**Record list:**
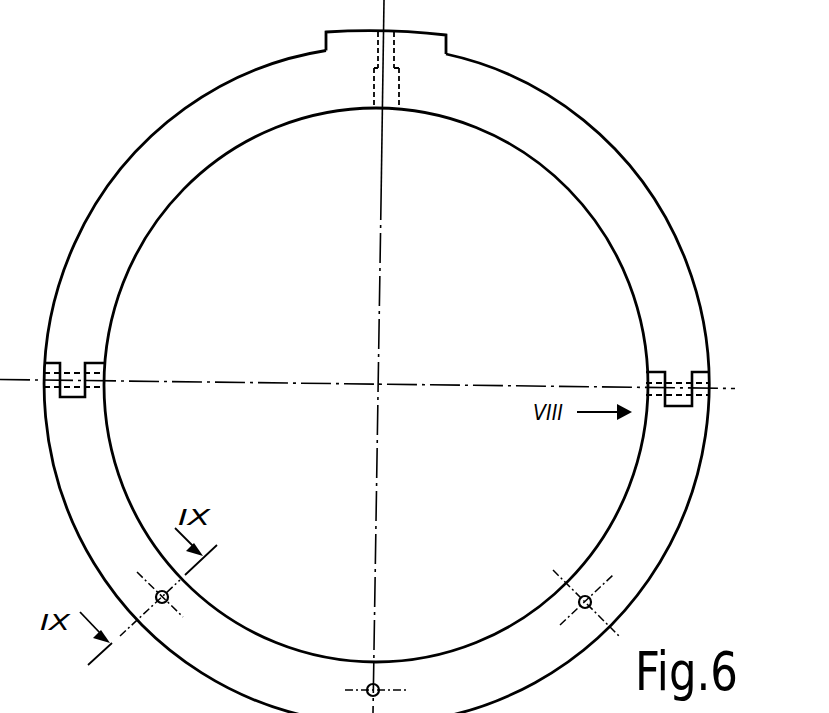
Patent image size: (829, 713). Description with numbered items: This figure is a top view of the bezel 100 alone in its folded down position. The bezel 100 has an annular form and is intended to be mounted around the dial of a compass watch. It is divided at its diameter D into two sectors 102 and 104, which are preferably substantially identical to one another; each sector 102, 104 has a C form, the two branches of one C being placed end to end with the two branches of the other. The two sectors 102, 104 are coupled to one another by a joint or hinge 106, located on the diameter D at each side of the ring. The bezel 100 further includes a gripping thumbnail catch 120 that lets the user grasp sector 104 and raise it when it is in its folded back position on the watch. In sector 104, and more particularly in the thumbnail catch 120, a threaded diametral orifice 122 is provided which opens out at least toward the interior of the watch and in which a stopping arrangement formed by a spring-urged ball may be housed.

...

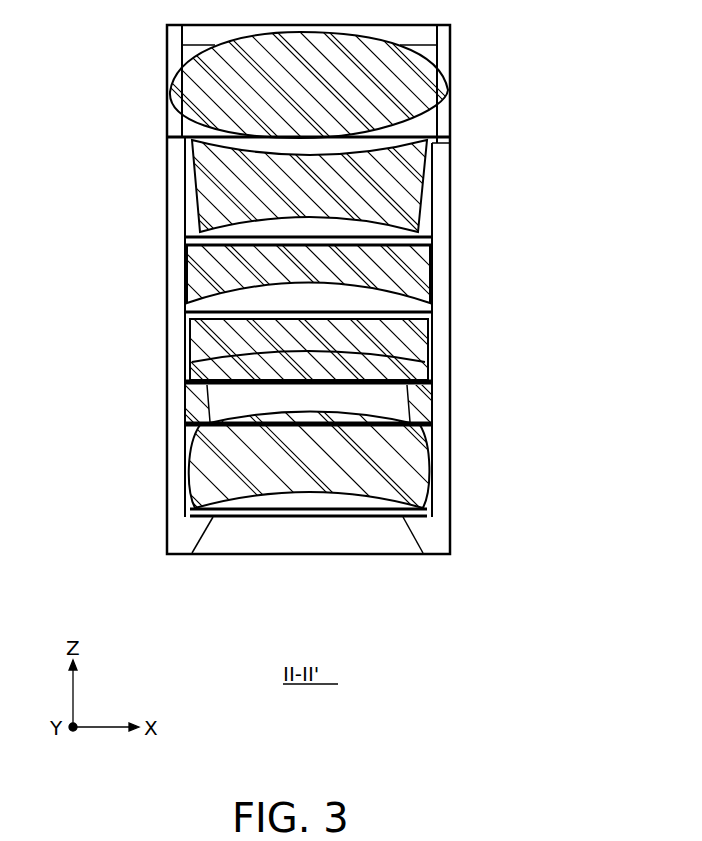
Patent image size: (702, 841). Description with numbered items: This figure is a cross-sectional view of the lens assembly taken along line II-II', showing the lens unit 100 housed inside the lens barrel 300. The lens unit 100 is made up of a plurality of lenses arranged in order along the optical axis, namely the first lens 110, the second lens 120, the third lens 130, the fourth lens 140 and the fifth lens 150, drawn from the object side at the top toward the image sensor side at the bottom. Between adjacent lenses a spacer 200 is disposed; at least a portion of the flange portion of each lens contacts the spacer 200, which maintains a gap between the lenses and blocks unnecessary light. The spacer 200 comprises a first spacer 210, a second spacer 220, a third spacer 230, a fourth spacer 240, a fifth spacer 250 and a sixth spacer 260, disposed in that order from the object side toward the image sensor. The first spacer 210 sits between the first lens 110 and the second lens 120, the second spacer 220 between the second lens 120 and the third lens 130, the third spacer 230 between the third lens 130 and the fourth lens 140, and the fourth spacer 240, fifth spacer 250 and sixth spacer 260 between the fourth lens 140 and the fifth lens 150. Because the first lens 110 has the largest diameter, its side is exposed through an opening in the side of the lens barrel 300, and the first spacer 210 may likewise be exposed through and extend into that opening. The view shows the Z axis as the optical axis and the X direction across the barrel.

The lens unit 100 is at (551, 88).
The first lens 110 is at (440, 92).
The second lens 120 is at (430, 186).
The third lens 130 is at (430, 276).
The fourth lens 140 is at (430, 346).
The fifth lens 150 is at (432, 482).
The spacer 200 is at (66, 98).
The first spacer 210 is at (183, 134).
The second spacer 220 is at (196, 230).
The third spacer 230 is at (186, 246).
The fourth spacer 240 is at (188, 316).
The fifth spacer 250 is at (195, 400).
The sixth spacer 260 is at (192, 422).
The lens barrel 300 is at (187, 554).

**Task statement:** Which lines of the material contain the word "first"? Show each of them in full.

**Result below:**
Patent image size: (702, 841). Description with numbered items: This figure is a cross-sectional view of the lens assembly taken along line II-II', showing the lens unit 100 housed inside the lens barrel 300. The lens unit 100 is made up of a plurality of lenses arranged in order along the optical axis, namely the first lens 110, the second lens 120, the third lens 130, the fourth lens 140 and the fifth lens 150, drawn from the object side at the top toward the image sensor side at the bottom. Between adjacent lenses a spacer 200 is disposed; at least a portion of the flange portion of each lens contacts the spacer 200, which maintains a gap between the lenses and blocks unnecessary light. The spacer 200 comprises a first spacer 210, a second spacer 220, a third spacer 230, a fourth spacer 240, a fifth spacer 250 and a sixth spacer 260, disposed in that order from the object side toward the image sensor. The first spacer 210 sits between the first lens 110 and the second lens 120, the second spacer 220 between the second lens 120 and the third lens 130, the third spacer 230 between the third lens 130 and the fourth lens 140, and the fourth spacer 240, fifth spacer 250 and sixth spacer 260 between the fourth lens 140 and the fifth lens 150. Because the first lens 110 has the largest diameter, its side is exposed through an opening in the side of the lens barrel 300, and the first spacer 210 may likewise be exposed through and extend into that opening. The view shows the Z axis as the optical axis and the X direction across the barrel.
The first lens 110 is at (440, 92).
The first spacer 210 is at (183, 134).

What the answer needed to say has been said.